--- WHAT YOU WILL DO ---
Copy each line below that contains "category".
——
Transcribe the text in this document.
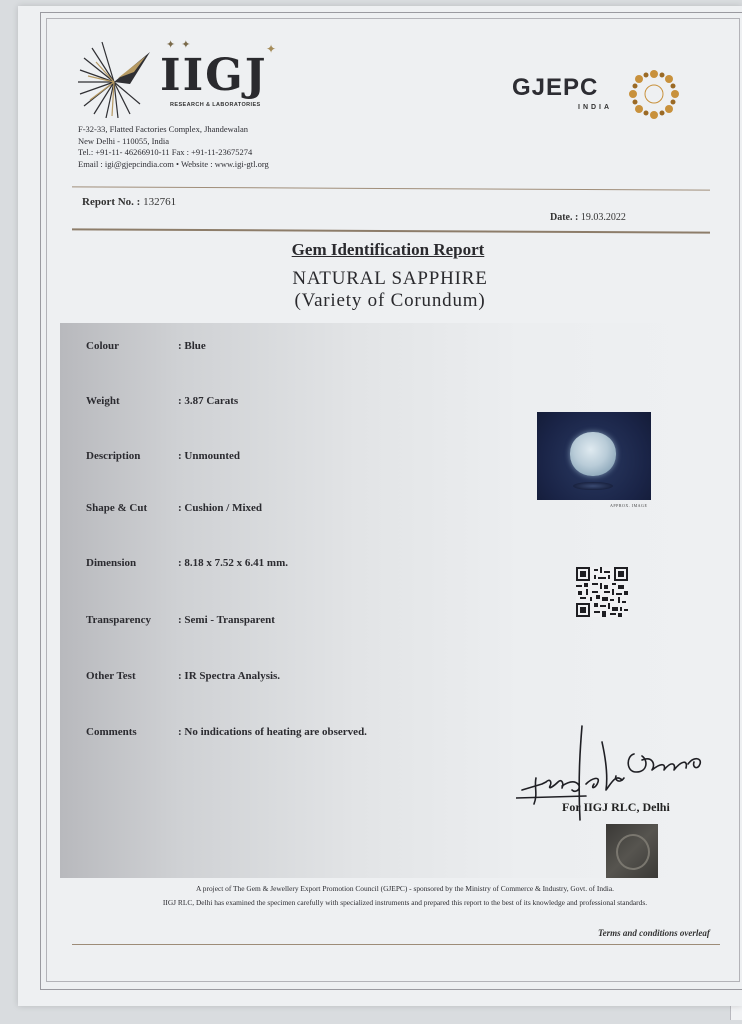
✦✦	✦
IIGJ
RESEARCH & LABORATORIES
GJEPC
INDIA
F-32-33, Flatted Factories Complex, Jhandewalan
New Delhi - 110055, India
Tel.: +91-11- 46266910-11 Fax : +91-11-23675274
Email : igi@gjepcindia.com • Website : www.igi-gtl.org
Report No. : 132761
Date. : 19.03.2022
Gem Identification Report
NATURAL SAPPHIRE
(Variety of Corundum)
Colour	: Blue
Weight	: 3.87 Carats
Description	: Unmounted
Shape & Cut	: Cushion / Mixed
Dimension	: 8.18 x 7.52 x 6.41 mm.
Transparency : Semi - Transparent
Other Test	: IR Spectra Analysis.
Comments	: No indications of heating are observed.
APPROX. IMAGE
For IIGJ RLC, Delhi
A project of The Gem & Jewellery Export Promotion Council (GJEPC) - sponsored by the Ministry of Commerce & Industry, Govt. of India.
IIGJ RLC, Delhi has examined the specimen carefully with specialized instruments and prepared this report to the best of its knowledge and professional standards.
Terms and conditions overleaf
——
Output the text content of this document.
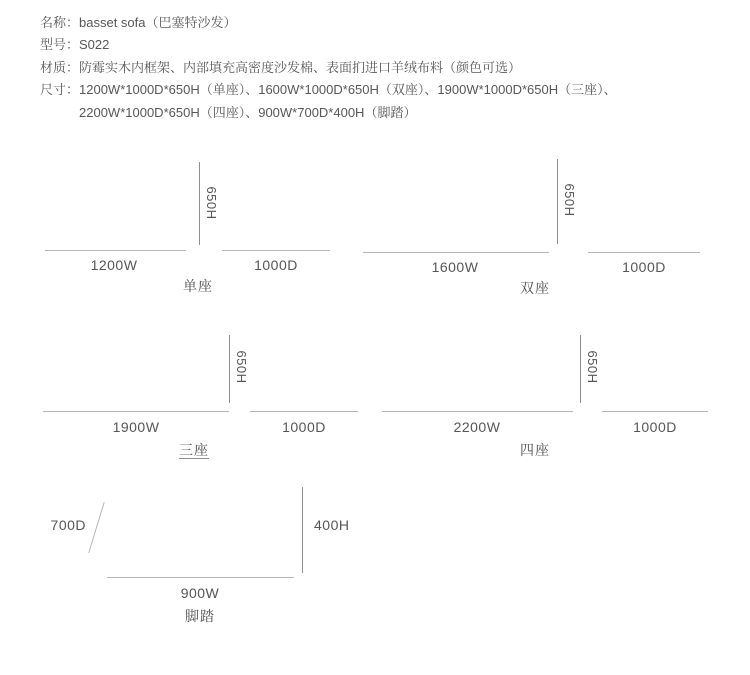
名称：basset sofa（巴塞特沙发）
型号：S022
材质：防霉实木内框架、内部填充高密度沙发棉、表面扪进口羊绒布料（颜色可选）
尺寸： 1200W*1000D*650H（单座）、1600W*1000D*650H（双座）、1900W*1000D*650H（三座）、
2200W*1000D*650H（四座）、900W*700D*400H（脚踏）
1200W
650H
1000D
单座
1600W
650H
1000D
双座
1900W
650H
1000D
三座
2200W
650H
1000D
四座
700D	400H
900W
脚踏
——
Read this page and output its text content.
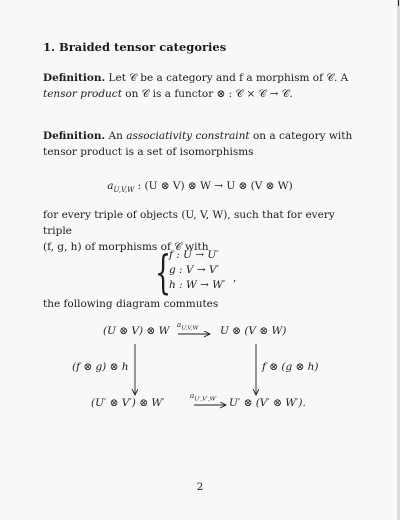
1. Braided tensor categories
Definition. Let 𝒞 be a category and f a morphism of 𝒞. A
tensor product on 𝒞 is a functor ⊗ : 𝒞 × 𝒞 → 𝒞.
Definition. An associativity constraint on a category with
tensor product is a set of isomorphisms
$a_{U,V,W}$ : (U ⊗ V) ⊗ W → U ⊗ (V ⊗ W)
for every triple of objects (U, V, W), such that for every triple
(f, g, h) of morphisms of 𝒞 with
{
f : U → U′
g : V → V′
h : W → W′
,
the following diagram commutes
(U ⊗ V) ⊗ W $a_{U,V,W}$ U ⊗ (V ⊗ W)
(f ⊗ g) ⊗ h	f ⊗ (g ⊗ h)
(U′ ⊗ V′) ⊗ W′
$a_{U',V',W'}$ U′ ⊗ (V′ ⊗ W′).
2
——
--- WRITTEN SOLUTION ---
Definition. Let 𝒞 be a category and f a morphism of 𝒞. A
Definition. An associativity constraint on a category with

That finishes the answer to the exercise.